## ZU BEARBEITEN
1. Gib aus den Datensätzen die Zeilen von der Zeile mit „350, 1214, 390]“ bis zur Zeile mit „- scan-edge-smudge: [0, 1383, 5, 1409]“ einschließlich beider Grenzzeilen unverändert wieder.
2. Führe den Text über die Verfolgung glaubenstreuer Juden nach der Oktoberrevolution im Anschluss an seinen letzten Satz weiter.

## TEXTAUSZUG
- - -
28.09.2017

Thora contra Marx

Glaubenstreue Juden hatten nach der russischen Oktoberrevolution unter der Verfolgung durch Juden zu leiden, die sich dem Kommunismus angeschlossen hatten. Doch der Glaube siegte und die Synagogen erstanden wieder neu. 

Rabbiner Benjamin Wolff (40) zeigt im Familienbuch
seiner Frau auf deren erschossenen Großonkel
Avram Friedman.|Foto: Nestmann

Schon bald nach der Revolution kommt es zu Schließungen von Synagogen und religiösen Schulen. Die Kinder werden in den staatlichen Schulen zum Atheismus erzogen, das Einhalten religiöser Gebote wird immer mehr erschwert. Und immer wieder kommt es zu Verhaftungen aus religiösen Gründen. „Die Geheimpolizei Tscheka hatte extra eine jüdische Abteilung. Aus strenggläubigen jüdischen Familien stammende, aber vom Glauben abgefallene Geheimpolizisten verfolgten die glaubenstreuen Juden“, sagt Benjamin Wolff. Der Rabbiner der chassidischen Chabad-Lubawitsch-Synagoge in Hannover-Kleefeld kann das anhand der Familiengeschichte seiner Frau belegen.
- - -
## ZU BEARBEITENDE DATENSÄTZE
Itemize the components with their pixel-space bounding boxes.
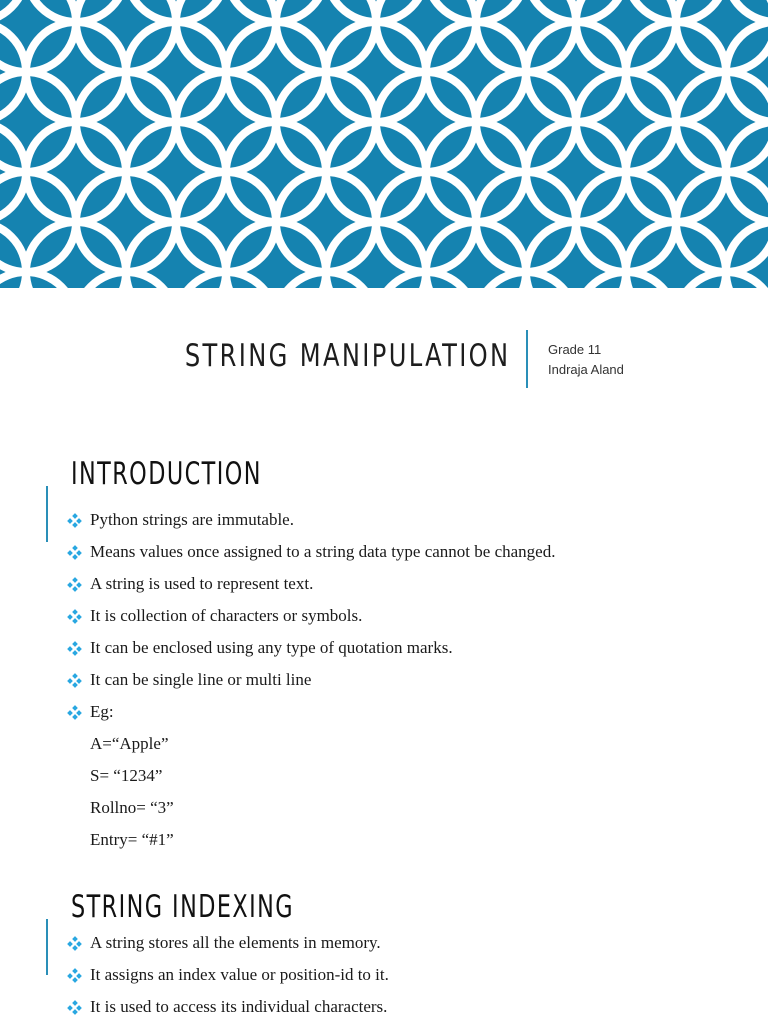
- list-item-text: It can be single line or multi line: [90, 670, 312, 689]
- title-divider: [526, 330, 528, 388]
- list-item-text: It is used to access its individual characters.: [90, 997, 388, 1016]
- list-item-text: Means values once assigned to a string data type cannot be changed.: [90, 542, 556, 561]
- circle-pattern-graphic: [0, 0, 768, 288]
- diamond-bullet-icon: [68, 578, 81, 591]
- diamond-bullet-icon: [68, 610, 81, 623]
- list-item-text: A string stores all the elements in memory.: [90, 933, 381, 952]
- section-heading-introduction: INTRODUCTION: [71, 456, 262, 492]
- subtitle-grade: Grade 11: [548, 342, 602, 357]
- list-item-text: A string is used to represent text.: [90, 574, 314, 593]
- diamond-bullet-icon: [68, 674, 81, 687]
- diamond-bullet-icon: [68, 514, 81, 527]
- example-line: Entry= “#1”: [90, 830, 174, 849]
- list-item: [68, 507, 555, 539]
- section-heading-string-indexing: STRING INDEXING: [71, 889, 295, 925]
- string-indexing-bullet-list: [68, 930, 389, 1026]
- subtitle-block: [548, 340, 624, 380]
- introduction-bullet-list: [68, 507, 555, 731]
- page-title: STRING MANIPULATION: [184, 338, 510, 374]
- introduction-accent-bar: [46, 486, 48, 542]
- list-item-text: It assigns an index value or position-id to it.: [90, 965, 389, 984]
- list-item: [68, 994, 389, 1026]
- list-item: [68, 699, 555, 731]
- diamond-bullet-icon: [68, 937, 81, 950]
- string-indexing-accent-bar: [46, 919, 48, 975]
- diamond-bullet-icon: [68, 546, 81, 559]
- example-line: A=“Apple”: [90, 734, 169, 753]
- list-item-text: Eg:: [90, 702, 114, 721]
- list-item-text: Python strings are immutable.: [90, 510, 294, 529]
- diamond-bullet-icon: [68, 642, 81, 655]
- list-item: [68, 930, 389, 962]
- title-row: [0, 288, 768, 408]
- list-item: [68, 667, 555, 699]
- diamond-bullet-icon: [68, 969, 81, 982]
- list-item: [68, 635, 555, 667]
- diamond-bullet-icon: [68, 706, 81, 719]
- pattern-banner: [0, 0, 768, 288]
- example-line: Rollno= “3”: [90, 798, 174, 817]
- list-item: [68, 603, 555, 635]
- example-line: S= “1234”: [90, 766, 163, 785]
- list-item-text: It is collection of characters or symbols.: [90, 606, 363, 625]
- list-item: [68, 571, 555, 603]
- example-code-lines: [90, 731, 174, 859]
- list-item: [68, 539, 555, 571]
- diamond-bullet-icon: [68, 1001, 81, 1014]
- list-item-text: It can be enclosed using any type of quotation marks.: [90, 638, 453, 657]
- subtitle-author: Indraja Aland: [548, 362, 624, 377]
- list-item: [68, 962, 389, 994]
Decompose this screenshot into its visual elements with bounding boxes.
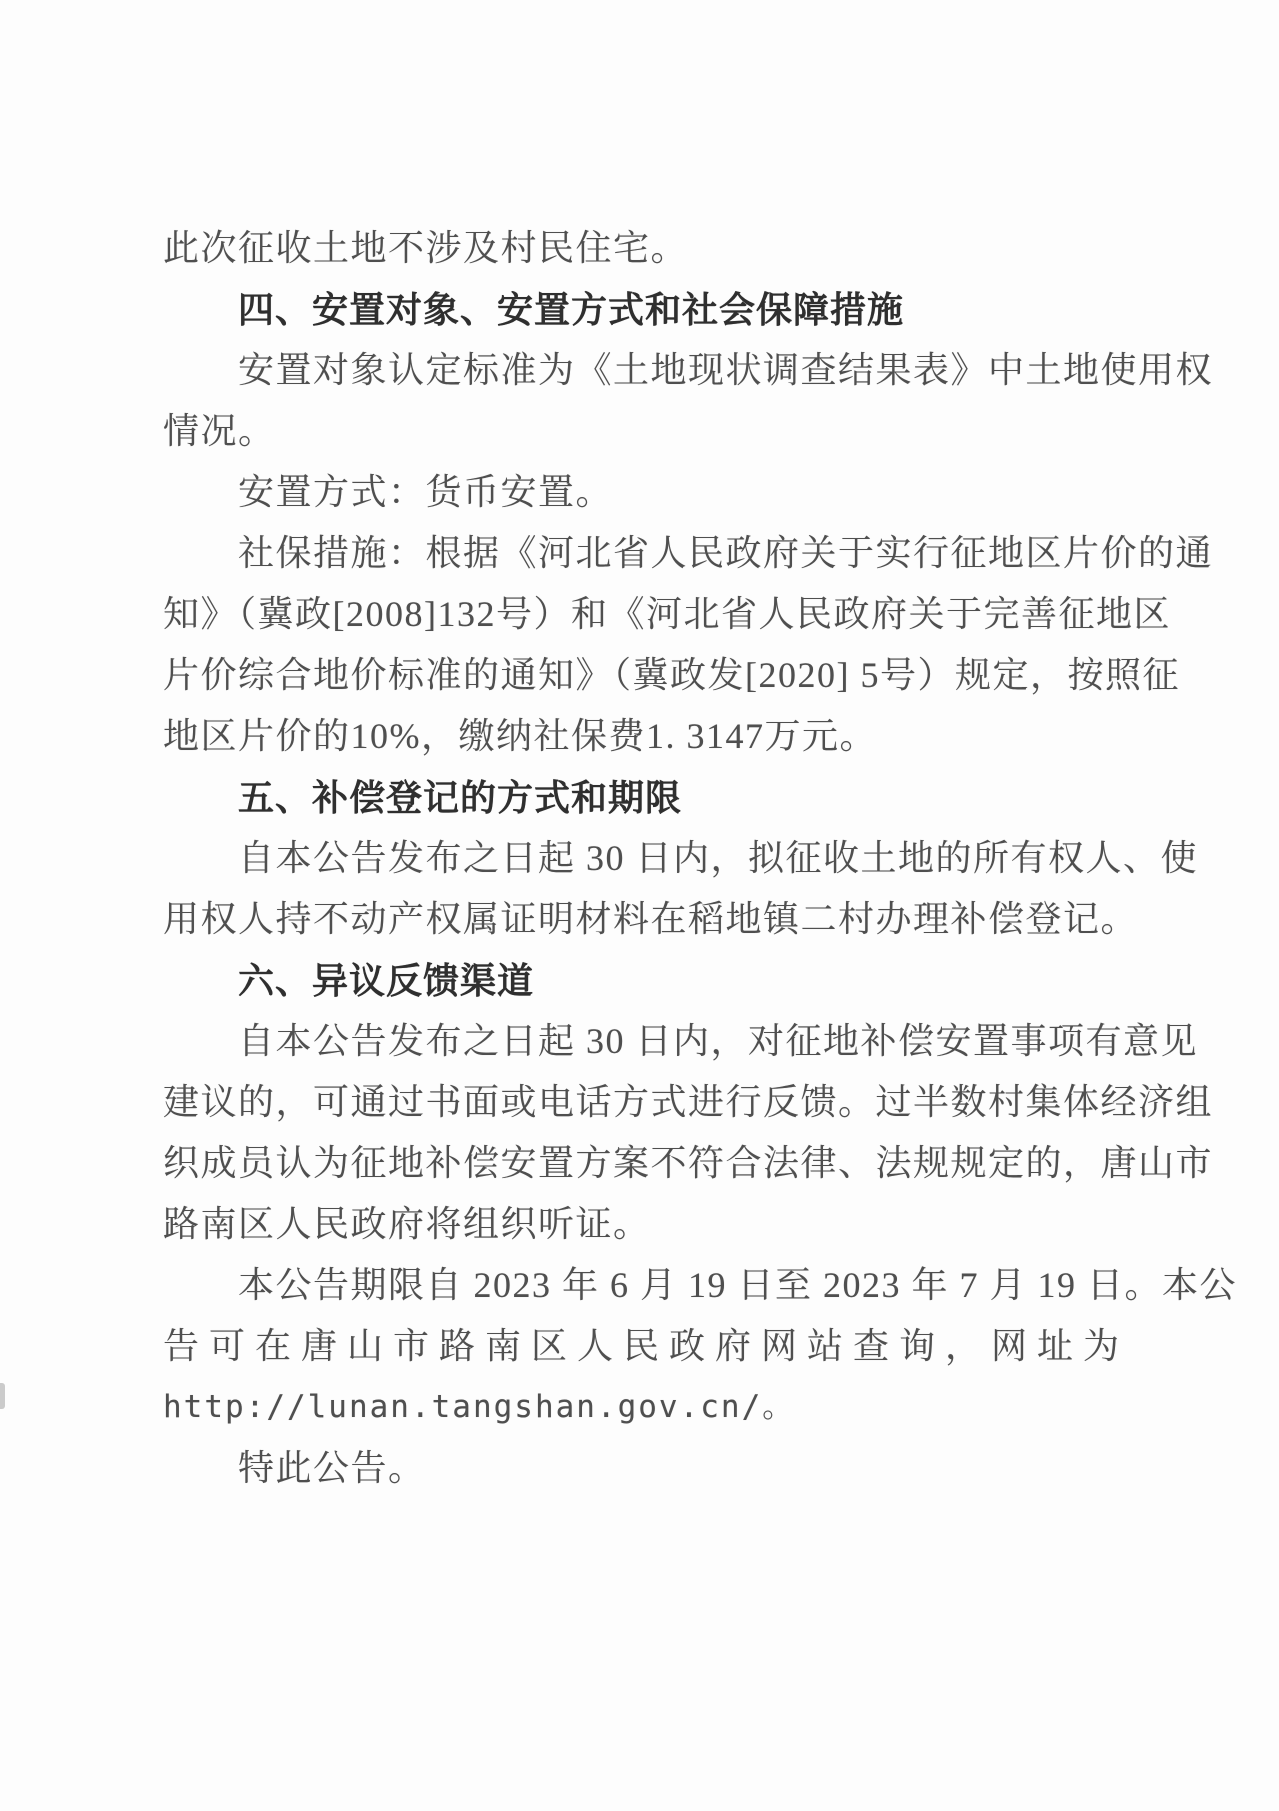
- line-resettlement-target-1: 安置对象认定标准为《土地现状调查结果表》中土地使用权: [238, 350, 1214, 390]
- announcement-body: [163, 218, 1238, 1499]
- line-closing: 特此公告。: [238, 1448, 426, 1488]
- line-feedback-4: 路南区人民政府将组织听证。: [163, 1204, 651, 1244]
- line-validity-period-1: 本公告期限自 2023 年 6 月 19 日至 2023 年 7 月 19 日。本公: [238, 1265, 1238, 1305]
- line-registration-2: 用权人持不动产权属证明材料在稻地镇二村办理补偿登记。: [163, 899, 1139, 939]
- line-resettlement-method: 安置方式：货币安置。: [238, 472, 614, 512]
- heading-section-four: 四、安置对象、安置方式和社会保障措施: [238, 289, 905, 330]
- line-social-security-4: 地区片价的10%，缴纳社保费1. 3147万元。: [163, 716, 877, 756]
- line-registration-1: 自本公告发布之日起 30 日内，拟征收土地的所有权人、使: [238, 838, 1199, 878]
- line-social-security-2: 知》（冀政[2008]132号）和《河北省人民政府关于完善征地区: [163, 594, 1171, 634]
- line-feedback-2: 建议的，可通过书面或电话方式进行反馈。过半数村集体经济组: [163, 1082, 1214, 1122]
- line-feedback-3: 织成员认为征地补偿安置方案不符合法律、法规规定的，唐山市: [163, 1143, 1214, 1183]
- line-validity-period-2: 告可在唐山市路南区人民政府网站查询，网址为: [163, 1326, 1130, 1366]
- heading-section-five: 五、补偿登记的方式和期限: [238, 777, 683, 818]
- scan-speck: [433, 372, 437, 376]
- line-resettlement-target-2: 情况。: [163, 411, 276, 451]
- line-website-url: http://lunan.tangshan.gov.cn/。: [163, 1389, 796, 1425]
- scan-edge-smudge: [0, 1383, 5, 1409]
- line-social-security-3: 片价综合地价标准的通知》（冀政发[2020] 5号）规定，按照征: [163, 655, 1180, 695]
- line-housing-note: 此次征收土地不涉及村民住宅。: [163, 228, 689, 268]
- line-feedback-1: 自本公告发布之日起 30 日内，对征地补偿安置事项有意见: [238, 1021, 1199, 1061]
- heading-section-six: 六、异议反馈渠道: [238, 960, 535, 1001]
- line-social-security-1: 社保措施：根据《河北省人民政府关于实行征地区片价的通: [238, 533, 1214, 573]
- - -
## LÖSUNGEN
1.
- line-resettlement-target-1: 安置对象认定标准为《土地现状调查结果表》中土地使用权: [238, 350, 1214, 390]
- announcement-body: [163, 218, 1238, 1499]
- line-closing: 特此公告。: [238, 1448, 426, 1488]
- line-feedback-4: 路南区人民政府将组织听证。: [163, 1204, 651, 1244]
- line-validity-period-1: 本公告期限自 2023 年 6 月 19 日至 2023 年 7 月 19 日。本公: [238, 1265, 1238, 1305]
- line-registration-2: 用权人持不动产权属证明材料在稻地镇二村办理补偿登记。: [163, 899, 1139, 939]
- line-resettlement-method: 安置方式：货币安置。: [238, 472, 614, 512]
- heading-section-four: 四、安置对象、安置方式和社会保障措施: [238, 289, 905, 330]
- line-social-security-4: 地区片价的10%，缴纳社保费1. 3147万元。: [163, 716, 877, 756]
- line-registration-1: 自本公告发布之日起 30 日内，拟征收土地的所有权人、使: [238, 838, 1199, 878]
- line-social-security-2: 知》（冀政[2008]132号）和《河北省人民政府关于完善征地区: [163, 594, 1171, 634]
- line-feedback-2: 建议的，可通过书面或电话方式进行反馈。过半数村集体经济组: [163, 1082, 1214, 1122]
- line-feedback-3: 织成员认为征地补偿安置方案不符合法律、法规规定的，唐山市: [163, 1143, 1214, 1183]
- line-validity-period-2: 告可在唐山市路南区人民政府网站查询，网址为: [163, 1326, 1130, 1366]
- heading-section-five: 五、补偿登记的方式和期限: [238, 777, 683, 818]
- scan-speck: [433, 372, 437, 376]
- line-resettlement-target-2: 情况。: [163, 411, 276, 451]
- line-website-url: http://lunan.tangshan.gov.cn/。: [163, 1389, 796, 1425]
- scan-edge-smudge: [0, 1383, 5, 1409]

2.
Grundlagen des Judentums weitergeben

„Hier in diesem Buch, es heißt „Kampf und Sieg“, hat Aaron Chasan, der Großvater meiner Frau, alles aufgeschrieben“, sagt Wolff. In Hannover haben Benjamin und seine Frau Schterna Wolff im Jahr 2005 als „Schluchim“ (Gesandte) des Rebben Menachem Mendel Schneerson ein religiöses Zentrum gegründet. Aufgabe dieses Zentrums ist es, den aus den Ländern der ehemaligen Sowjetunion kommenden Juden die einfachsten Grundlagen des Judentums zu vermitteln. Denn die meisten sind als Atheisten aufgewachsen und bringen außer einem jüdisch klingenden Familiennamen nichts mit.

Osteuropa galt vor der Oktoberrevolution und dem Holocaust weltweit als das Zentrum jüdischer Glaubenstreue überhaupt. „In den engen Schtetln, kleinen jüdischen Siedlungen, waren die Juden zwar arm und unterdrückt, aber zugleich konnten sie hier ihr Glaubensleben entfalten“, sagt Wolff.

Es sind Söhne und Töchter von gläubigen Juden, die den geistlichen Führer der Chabad-Bewegung, Rabbi Josef Jitzchak Schneersohn, im Jahr 1927 verhaften und ins Schpalerno-Gefängnis in Leningrad bringen. Er wird zum Tode verurteilt, dann zu drei Jahren Verbannung begnadigt und schließlich aufgrund internationalen Protestes freigelassen. Schneersohn geht über Lettland und Polen in die USA.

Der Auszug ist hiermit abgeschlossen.